-- START Listing --
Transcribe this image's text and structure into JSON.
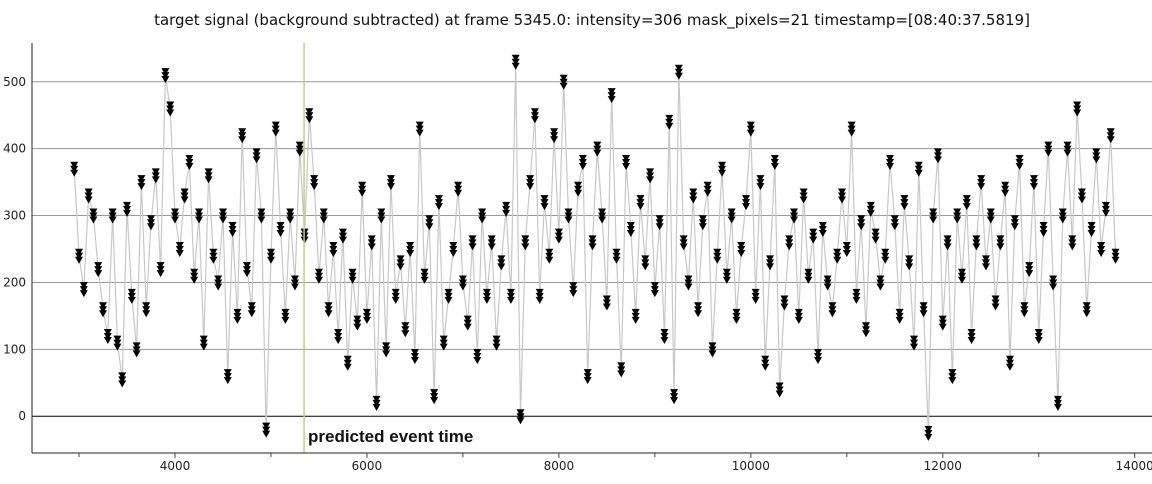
{
  "chart_data": {
    "type": "line",
    "title": "target signal (background subtracted) at frame 5345.0: intensity=306 mask_pixels=21 timestamp=[08:40:37.5819]",
    "xlabel": "",
    "ylabel": "",
    "xlim": [
      2510,
      14180
    ],
    "ylim": [
      -55,
      558
    ],
    "x_ticks": [
      4000,
      6000,
      8000,
      10000,
      12000,
      14000
    ],
    "x_minor_ticks": [
      3000,
      5000,
      7000,
      9000,
      11000,
      13000
    ],
    "y_ticks": [
      0,
      100,
      200,
      300,
      400,
      500
    ],
    "grid": "horizontal",
    "marker": "triangle-down",
    "colors": {
      "marker": "#000000",
      "line": "#c8c8c8",
      "grid": "#9a9a9a",
      "zero_line": "#000000",
      "event_line": "#c8cc8a"
    },
    "event_marker": {
      "x": 5345,
      "label": "predicted event time"
    },
    "series": [
      {
        "x_start": 2950,
        "x_step": 50,
        "values": [
          370,
          240,
          190,
          330,
          300,
          220,
          160,
          120,
          300,
          110,
          55,
          310,
          180,
          100,
          350,
          160,
          290,
          360,
          220,
          510,
          460,
          300,
          250,
          330,
          380,
          210,
          300,
          110,
          360,
          240,
          200,
          300,
          60,
          280,
          150,
          420,
          220,
          160,
          390,
          300,
          -20,
          240,
          430,
          280,
          150,
          300,
          200,
          400,
          270,
          450,
          350,
          210,
          300,
          160,
          250,
          120,
          270,
          80,
          210,
          140,
          340,
          150,
          260,
          20,
          300,
          100,
          350,
          180,
          230,
          130,
          250,
          90,
          430,
          210,
          290,
          30,
          320,
          110,
          180,
          250,
          340,
          200,
          140,
          260,
          90,
          300,
          180,
          260,
          110,
          230,
          310,
          180,
          530,
          0,
          260,
          350,
          450,
          180,
          320,
          240,
          420,
          270,
          500,
          300,
          190,
          340,
          380,
          60,
          260,
          400,
          300,
          170,
          480,
          240,
          70,
          380,
          280,
          150,
          320,
          230,
          360,
          190,
          290,
          120,
          440,
          30,
          515,
          260,
          200,
          330,
          160,
          290,
          340,
          100,
          240,
          370,
          210,
          300,
          150,
          250,
          320,
          430,
          180,
          350,
          80,
          230,
          380,
          40,
          170,
          260,
          300,
          150,
          330,
          210,
          270,
          90,
          280,
          200,
          160,
          240,
          330,
          250,
          430,
          180,
          290,
          130,
          310,
          270,
          200,
          240,
          380,
          290,
          150,
          320,
          230,
          110,
          370,
          160,
          -25,
          300,
          390,
          140,
          260,
          60,
          300,
          210,
          320,
          120,
          260,
          350,
          230,
          300,
          170,
          260,
          340,
          80,
          290,
          380,
          160,
          220,
          350,
          120,
          280,
          400,
          200,
          20,
          300,
          400,
          260,
          460,
          330,
          160,
          280,
          390,
          250,
          310,
          420,
          240
        ]
      }
    ]
  }
}
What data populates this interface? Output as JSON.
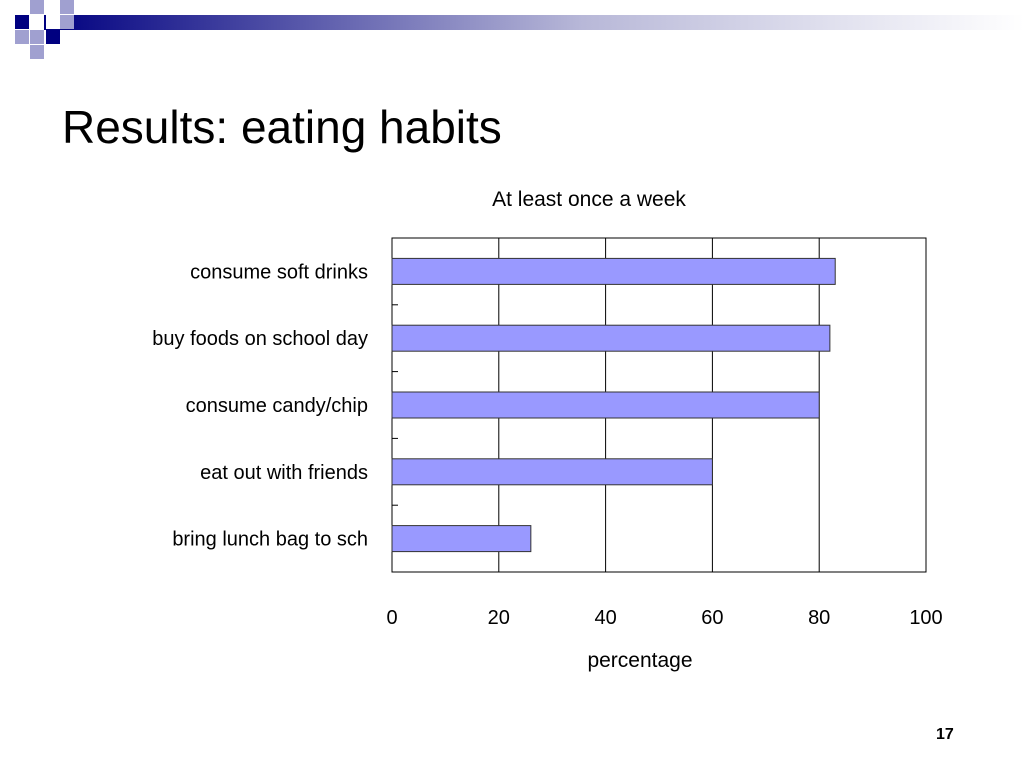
{
  "slide": {
    "title": "Results: eating habits",
    "page_number": "17"
  },
  "colors": {
    "bar_fill": "#9999ff",
    "bar_stroke": "#333333",
    "deco_dark": "#000080",
    "deco_light": "#a0a0d0"
  },
  "chart_data": {
    "type": "bar",
    "orientation": "horizontal",
    "title": "At least once a week",
    "xlabel": "percentage",
    "ylabel": "",
    "categories": [
      "consume soft drinks",
      "buy foods on school day",
      "consume candy/chip",
      "eat out with friends",
      "bring lunch bag to sch"
    ],
    "values": [
      83,
      82,
      80,
      60,
      26
    ],
    "xlim": [
      0,
      100
    ],
    "xticks": [
      0,
      20,
      40,
      60,
      80,
      100
    ],
    "grid": true,
    "legend": "none"
  }
}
-- END Listing --
* Goal of the exercise *
All the records need to be repeated exactly, with the images dropped.

* Full solution *
Transcribe this image's text and structure into JSON.
{
  "chart_data": {
    "type": "line",
    "title": "target signal (background subtracted) at frame 5345.0: intensity=306 mask_pixels=21 timestamp=[08:40:37.5819]",
    "xlabel": "",
    "ylabel": "",
    "xlim": [
      2510,
      14180
    ],
    "ylim": [
      -55,
      558
    ],
    "x_ticks": [
      4000,
      6000,
      8000,
      10000,
      12000,
      14000
    ],
    "x_minor_ticks": [
      3000,
      5000,
      7000,
      9000,
      11000,
      13000
    ],
    "y_ticks": [
      0,
      100,
      200,
      300,
      400,
      500
    ],
    "grid": "horizontal",
    "marker": "triangle-down",
    "colors": {
      "marker": "#000000",
      "line": "#c8c8c8",
      "grid": "#9a9a9a",
      "zero_line": "#000000",
      "event_line": "#c8cc8a"
    },
    "event_marker": {
      "x": 5345,
      "label": "predicted event time"
    },
    "series": [
      {
        "x_start": 2950,
        "x_step": 50,
        "values": [
          370,
          240,
          190,
          330,
          300,
          220,
          160,
          120,
          300,
          110,
          55,
          310,
          180,
          100,
          350,
          160,
          290,
          360,
          220,
          510,
          460,
          300,
          250,
          330,
          380,
          210,
          300,
          110,
          360,
          240,
          200,
          300,
          60,
          280,
          150,
          420,
          220,
          160,
          390,
          300,
          -20,
          240,
          430,
          280,
          150,
          300,
          200,
          400,
          270,
          450,
          350,
          210,
          300,
          160,
          250,
          120,
          270,
          80,
          210,
          140,
          340,
          150,
          260,
          20,
          300,
          100,
          350,
          180,
          230,
          130,
          250,
          90,
          430,
          210,
          290,
          30,
          320,
          110,
          180,
          250,
          340,
          200,
          140,
          260,
          90,
          300,
          180,
          260,
          110,
          230,
          310,
          180,
          530,
          0,
          260,
          350,
          450,
          180,
          320,
          240,
          420,
          270,
          500,
          300,
          190,
          340,
          380,
          60,
          260,
          400,
          300,
          170,
          480,
          240,
          70,
          380,
          280,
          150,
          320,
          230,
          360,
          190,
          290,
          120,
          440,
          30,
          515,
          260,
          200,
          330,
          160,
          290,
          340,
          100,
          240,
          370,
          210,
          300,
          150,
          250,
          320,
          430,
          180,
          350,
          80,
          230,
          380,
          40,
          170,
          260,
          300,
          150,
          330,
          210,
          270,
          90,
          280,
          200,
          160,
          240,
          330,
          250,
          430,
          180,
          290,
          130,
          310,
          270,
          200,
          240,
          380,
          290,
          150,
          320,
          230,
          110,
          370,
          160,
          -25,
          300,
          390,
          140,
          260,
          60,
          300,
          210,
          320,
          120,
          260,
          350,
          230,
          300,
          170,
          260,
          340,
          80,
          290,
          380,
          160,
          220,
          350,
          120,
          280,
          400,
          200,
          20,
          300,
          400,
          260,
          460,
          330,
          160,
          280,
          390,
          250,
          310,
          420,
          240
        ]
      }
    ]
  }
}
What data populates this interface? Output as JSON.
{
  "slide": {
    "title": "Results: eating habits",
    "page_number": "17"
  },
  "colors": {
    "bar_fill": "#9999ff",
    "bar_stroke": "#333333",
    "deco_dark": "#000080",
    "deco_light": "#a0a0d0"
  },
  "chart_data": {
    "type": "bar",
    "orientation": "horizontal",
    "title": "At least once a week",
    "xlabel": "percentage",
    "ylabel": "",
    "categories": [
      "consume soft drinks",
      "buy foods on school day",
      "consume candy/chip",
      "eat out with friends",
      "bring lunch bag to sch"
    ],
    "values": [
      83,
      82,
      80,
      60,
      26
    ],
    "xlim": [
      0,
      100
    ],
    "xticks": [
      0,
      20,
      40,
      60,
      80,
      100
    ],
    "grid": true,
    "legend": "none"
  }
}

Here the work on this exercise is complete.